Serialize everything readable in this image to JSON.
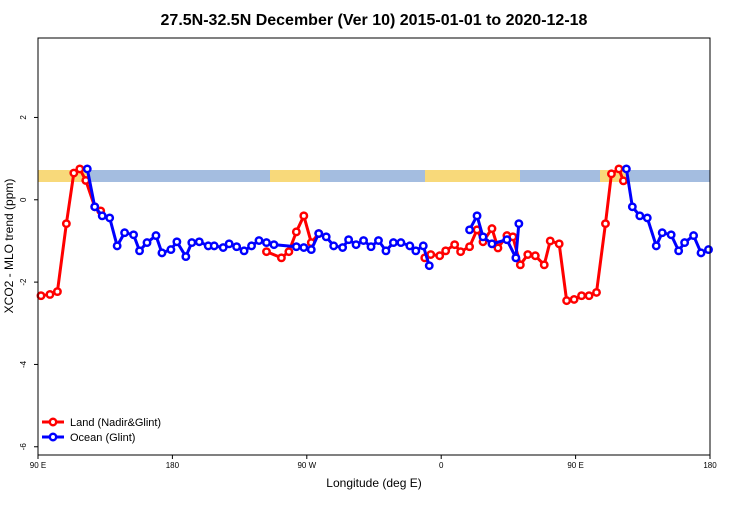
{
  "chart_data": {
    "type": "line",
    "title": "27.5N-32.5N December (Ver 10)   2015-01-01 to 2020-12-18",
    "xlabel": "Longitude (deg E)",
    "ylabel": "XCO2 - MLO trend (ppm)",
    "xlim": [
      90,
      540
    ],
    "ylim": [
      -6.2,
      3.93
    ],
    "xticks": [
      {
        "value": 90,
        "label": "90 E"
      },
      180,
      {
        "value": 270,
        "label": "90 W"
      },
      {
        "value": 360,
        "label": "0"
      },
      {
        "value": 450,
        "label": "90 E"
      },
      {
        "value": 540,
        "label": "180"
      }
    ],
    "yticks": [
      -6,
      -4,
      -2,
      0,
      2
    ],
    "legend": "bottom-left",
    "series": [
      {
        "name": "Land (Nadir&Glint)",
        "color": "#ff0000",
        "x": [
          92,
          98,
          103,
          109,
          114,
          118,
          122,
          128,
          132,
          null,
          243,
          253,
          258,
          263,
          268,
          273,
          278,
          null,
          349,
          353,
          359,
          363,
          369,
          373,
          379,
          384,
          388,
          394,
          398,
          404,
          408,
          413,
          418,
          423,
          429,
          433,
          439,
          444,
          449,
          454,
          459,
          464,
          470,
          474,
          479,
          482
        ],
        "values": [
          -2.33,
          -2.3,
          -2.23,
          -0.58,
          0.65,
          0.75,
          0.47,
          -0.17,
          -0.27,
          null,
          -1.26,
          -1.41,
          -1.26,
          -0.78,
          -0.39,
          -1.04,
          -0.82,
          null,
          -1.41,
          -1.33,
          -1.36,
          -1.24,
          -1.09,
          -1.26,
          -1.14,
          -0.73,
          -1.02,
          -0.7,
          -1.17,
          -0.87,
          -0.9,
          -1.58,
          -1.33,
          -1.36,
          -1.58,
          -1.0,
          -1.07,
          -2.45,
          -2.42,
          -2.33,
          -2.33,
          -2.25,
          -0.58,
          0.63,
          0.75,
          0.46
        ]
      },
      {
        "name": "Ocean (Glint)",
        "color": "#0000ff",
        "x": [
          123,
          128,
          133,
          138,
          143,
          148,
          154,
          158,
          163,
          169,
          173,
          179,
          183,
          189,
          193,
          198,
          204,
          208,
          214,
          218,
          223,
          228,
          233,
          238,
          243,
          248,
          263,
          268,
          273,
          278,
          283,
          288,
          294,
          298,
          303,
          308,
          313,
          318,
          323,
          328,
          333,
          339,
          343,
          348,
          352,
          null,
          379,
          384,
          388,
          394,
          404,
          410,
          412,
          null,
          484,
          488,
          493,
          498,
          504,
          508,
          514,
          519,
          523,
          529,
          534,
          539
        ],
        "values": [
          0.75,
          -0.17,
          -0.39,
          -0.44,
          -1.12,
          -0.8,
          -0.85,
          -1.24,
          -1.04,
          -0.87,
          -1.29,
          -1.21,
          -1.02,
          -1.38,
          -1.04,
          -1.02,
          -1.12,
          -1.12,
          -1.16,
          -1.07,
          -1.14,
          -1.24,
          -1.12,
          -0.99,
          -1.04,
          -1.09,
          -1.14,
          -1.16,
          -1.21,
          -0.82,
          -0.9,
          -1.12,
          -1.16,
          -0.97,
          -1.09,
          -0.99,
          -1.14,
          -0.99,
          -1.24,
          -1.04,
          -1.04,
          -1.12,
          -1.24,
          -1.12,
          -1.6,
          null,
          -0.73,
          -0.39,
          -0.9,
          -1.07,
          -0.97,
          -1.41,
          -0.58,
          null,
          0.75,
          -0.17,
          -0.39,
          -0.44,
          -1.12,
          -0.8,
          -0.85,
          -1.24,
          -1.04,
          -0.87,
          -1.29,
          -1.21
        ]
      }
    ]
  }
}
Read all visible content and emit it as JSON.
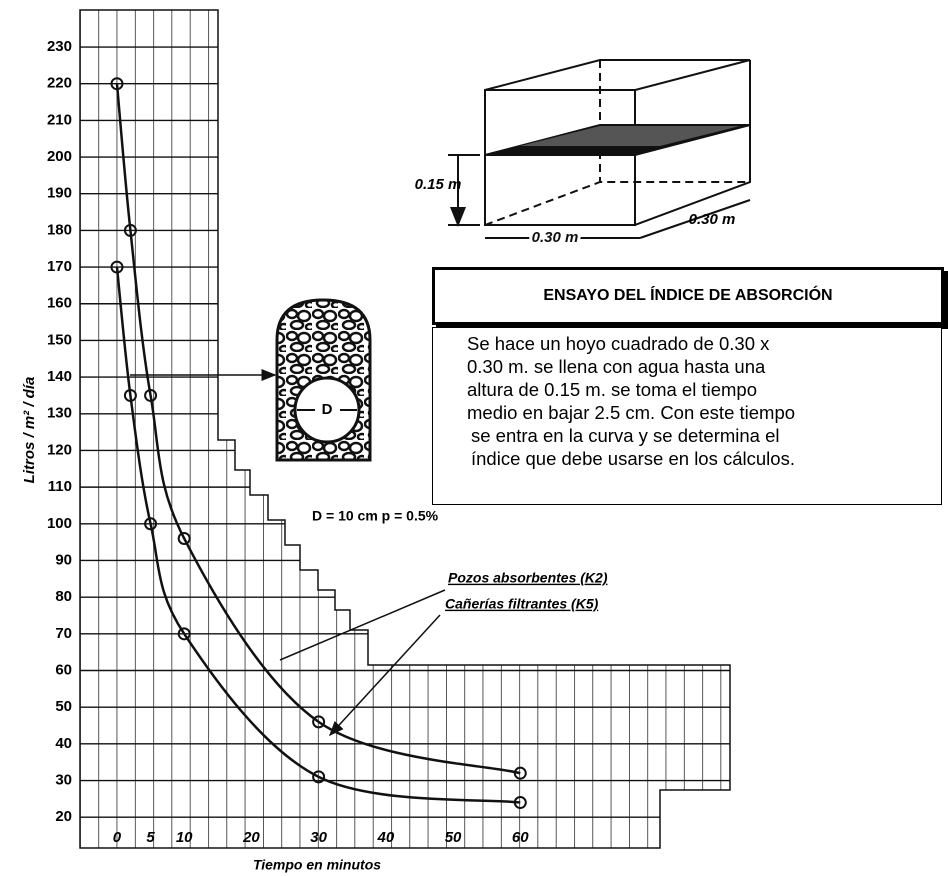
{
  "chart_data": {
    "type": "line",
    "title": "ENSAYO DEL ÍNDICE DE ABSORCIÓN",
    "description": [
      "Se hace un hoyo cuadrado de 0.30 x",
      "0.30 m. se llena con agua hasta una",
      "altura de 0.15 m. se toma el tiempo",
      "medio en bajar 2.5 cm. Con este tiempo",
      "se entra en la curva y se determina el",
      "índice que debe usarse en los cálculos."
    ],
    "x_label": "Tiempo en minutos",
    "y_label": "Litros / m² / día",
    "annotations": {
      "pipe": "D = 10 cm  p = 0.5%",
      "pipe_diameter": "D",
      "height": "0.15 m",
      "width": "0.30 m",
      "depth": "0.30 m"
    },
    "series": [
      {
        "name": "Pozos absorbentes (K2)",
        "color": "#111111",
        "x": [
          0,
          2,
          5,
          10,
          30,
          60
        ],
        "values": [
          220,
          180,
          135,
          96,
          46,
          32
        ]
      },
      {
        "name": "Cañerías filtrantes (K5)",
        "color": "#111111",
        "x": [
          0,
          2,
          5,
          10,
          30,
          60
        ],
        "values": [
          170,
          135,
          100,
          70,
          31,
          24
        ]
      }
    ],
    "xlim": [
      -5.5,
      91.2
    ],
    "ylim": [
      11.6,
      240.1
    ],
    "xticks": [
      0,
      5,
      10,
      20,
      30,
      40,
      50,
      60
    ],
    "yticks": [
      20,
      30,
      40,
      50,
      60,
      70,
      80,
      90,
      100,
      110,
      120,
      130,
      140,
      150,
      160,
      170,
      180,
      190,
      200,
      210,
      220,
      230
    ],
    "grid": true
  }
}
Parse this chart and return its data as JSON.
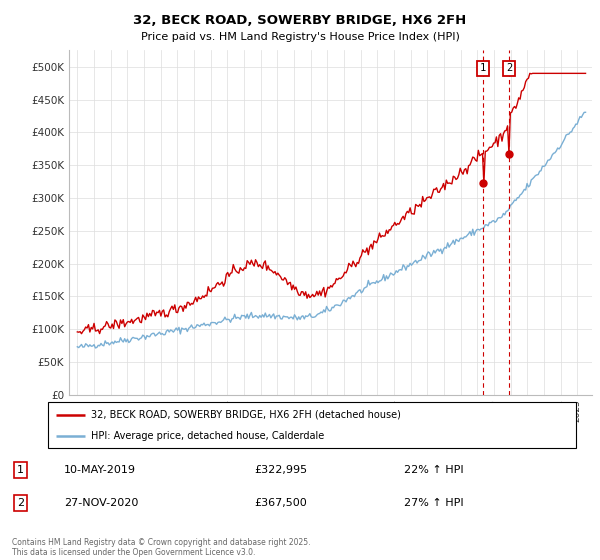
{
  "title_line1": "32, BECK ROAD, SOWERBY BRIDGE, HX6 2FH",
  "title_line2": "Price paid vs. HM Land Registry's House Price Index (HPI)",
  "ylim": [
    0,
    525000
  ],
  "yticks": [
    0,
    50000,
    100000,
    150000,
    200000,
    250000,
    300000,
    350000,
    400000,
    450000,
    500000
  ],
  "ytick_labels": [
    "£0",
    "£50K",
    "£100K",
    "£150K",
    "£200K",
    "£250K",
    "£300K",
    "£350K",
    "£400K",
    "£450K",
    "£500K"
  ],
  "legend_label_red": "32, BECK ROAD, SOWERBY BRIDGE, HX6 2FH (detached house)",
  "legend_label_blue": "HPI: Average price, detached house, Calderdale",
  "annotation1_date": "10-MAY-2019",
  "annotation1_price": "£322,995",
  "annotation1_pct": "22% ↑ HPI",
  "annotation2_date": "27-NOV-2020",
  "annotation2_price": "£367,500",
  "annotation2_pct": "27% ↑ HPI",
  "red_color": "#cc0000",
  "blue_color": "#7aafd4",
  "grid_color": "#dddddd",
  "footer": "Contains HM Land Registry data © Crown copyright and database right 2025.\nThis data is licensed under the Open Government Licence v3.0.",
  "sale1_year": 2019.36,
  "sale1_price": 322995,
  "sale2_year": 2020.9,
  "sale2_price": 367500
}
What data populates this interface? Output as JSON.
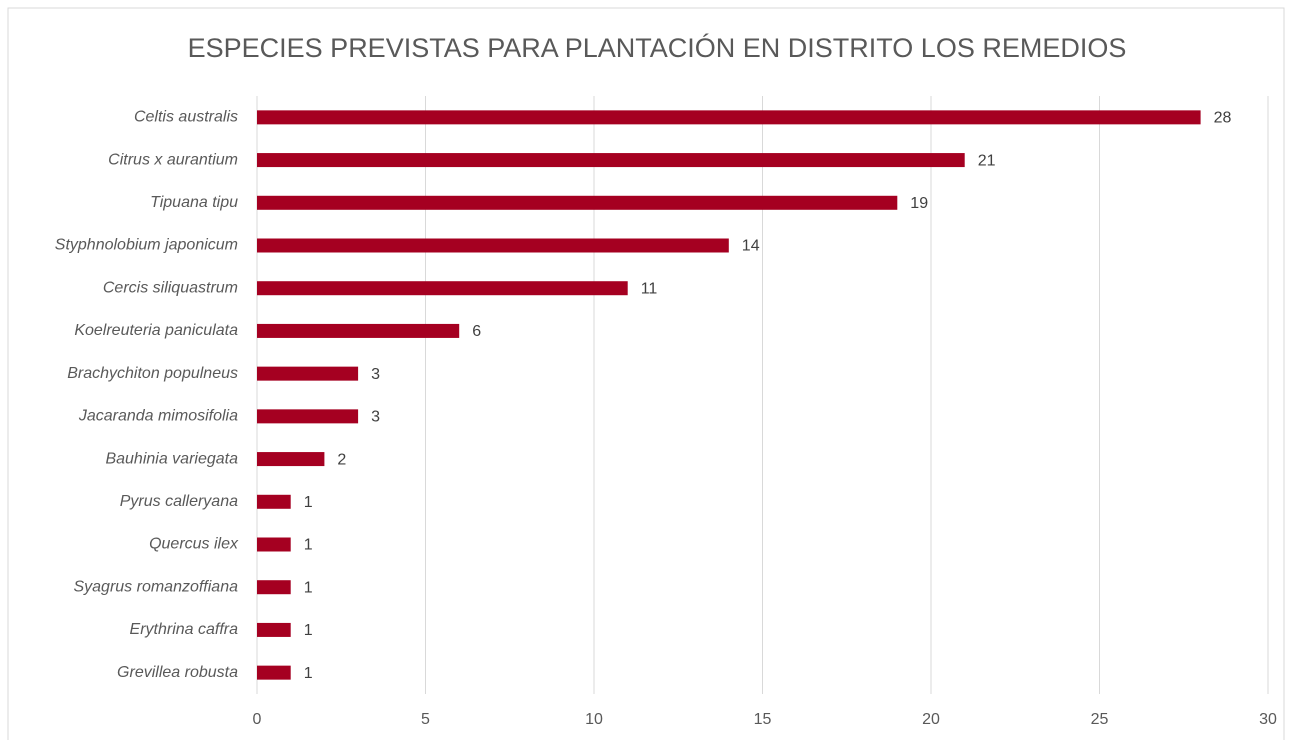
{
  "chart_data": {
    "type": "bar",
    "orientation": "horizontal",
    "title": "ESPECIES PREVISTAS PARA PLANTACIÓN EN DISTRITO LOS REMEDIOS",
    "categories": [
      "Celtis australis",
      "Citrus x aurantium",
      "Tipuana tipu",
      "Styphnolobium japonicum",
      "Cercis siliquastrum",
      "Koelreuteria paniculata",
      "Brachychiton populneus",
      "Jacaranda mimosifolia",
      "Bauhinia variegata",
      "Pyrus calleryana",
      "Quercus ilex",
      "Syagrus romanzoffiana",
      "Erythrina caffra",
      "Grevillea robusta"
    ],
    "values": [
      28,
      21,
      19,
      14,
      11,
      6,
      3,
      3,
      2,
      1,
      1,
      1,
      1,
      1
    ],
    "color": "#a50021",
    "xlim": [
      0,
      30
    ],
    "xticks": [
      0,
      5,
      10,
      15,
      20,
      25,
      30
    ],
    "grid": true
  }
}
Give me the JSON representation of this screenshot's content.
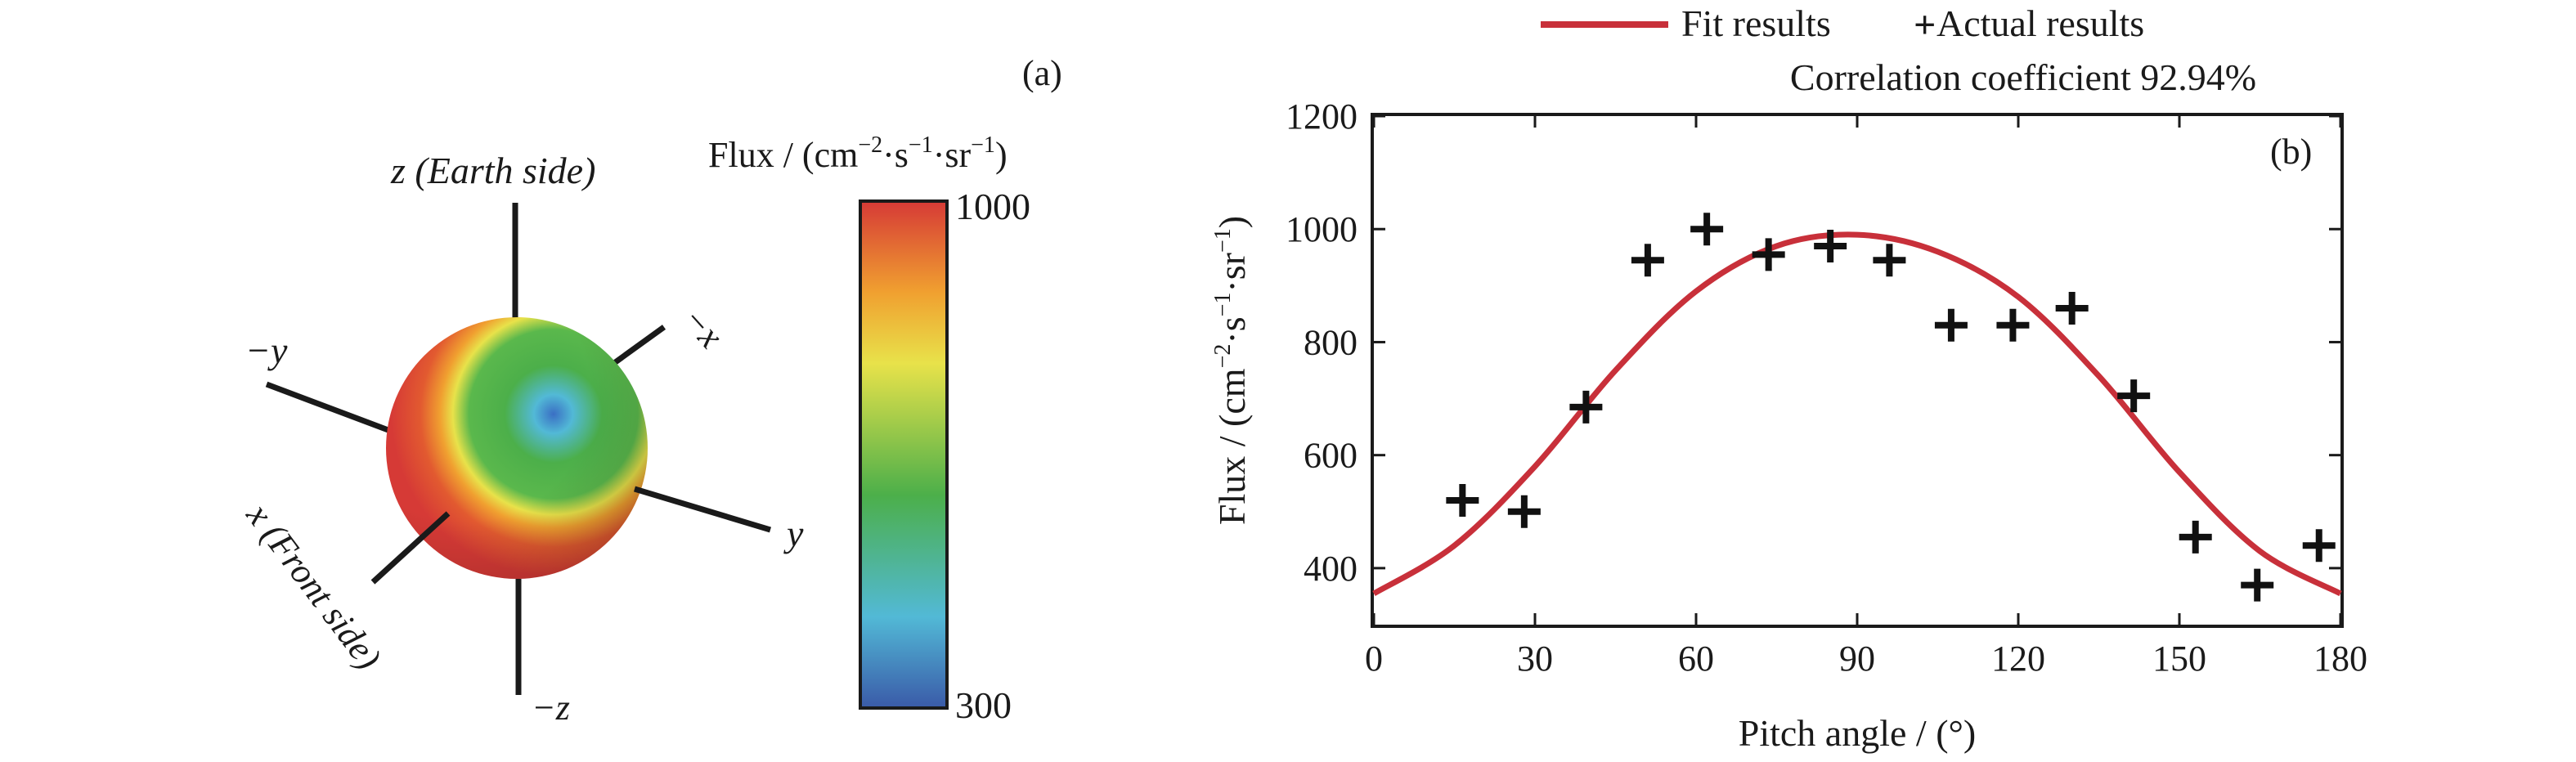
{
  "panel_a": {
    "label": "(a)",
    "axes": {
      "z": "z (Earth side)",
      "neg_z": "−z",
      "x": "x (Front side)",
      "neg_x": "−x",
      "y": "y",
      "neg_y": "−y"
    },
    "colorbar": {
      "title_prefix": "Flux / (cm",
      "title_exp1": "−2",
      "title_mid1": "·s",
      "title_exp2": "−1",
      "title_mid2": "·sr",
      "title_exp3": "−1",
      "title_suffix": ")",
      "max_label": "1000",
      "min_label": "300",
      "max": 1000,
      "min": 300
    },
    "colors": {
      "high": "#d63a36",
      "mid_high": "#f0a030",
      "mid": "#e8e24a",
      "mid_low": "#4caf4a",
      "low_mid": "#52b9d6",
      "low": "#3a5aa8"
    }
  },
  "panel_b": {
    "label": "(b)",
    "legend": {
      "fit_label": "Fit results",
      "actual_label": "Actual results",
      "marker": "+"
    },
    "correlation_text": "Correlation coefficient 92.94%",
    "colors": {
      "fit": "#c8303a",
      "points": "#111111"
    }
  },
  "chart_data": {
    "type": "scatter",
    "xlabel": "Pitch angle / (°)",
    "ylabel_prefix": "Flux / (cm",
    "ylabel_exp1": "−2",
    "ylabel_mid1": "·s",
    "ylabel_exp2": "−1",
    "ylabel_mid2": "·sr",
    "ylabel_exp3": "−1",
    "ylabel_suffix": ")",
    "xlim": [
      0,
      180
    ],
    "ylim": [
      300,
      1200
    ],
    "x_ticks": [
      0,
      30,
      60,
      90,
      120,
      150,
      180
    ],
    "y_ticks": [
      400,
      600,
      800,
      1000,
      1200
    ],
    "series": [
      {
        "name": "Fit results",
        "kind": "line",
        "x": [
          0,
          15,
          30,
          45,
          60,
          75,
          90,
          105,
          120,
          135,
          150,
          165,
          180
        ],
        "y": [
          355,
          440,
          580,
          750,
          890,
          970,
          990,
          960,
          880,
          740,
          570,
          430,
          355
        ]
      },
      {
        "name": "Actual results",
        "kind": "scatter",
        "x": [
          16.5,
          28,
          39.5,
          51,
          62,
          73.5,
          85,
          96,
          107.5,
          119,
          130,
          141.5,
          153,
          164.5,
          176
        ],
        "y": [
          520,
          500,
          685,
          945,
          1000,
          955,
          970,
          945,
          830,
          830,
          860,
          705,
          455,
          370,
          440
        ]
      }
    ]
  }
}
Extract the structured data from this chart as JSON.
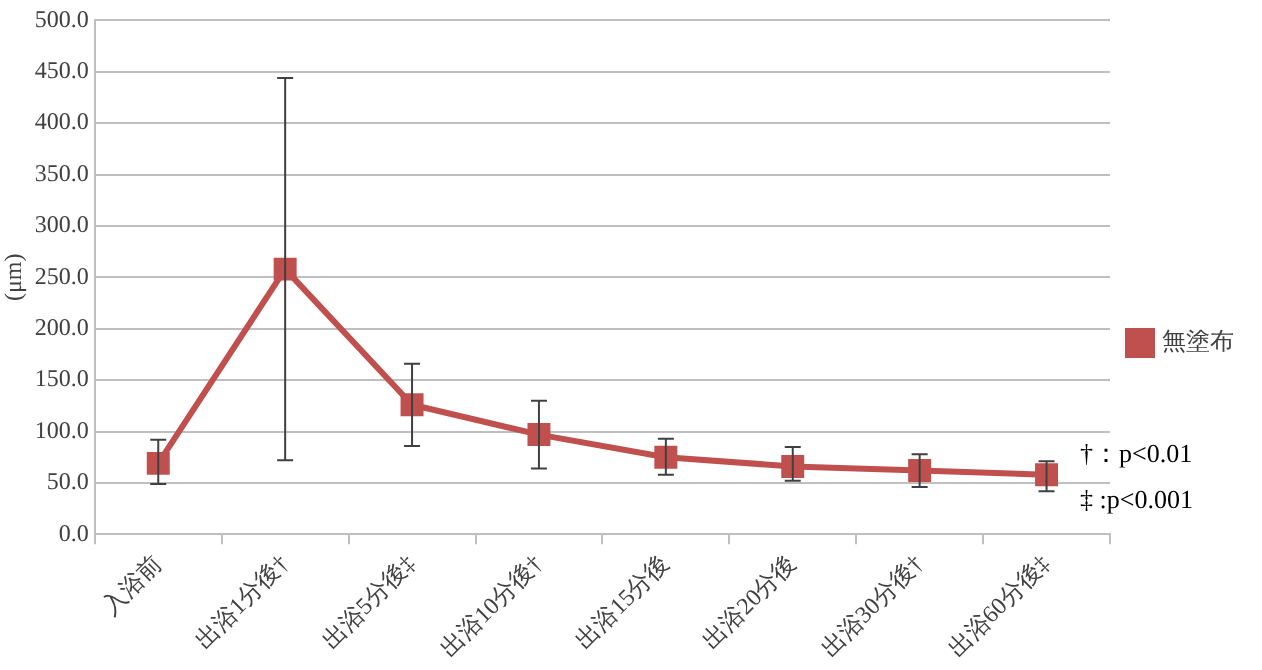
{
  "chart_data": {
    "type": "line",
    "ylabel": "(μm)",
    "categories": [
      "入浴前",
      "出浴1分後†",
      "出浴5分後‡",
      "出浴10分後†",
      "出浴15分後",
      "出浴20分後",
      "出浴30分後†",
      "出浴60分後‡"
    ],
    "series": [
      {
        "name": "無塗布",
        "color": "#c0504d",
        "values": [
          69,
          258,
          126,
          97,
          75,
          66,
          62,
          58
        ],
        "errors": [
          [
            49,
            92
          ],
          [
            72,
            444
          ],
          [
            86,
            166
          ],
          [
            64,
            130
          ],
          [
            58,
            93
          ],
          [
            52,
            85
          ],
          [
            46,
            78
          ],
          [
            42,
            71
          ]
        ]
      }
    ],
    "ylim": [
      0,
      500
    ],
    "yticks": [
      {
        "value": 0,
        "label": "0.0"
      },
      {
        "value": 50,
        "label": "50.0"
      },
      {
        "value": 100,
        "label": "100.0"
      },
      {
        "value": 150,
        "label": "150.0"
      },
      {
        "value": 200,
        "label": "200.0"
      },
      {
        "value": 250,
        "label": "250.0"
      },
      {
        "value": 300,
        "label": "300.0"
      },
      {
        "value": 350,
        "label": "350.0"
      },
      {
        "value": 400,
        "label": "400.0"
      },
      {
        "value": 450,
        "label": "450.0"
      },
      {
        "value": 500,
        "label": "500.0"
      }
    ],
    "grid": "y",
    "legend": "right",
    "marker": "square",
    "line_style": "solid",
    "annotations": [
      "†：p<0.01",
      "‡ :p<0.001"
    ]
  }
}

— Problem to solve —
Going through the entries above, report how many lines include the string "SOWERBY". The number alone is the answer.

— Complete answer —
2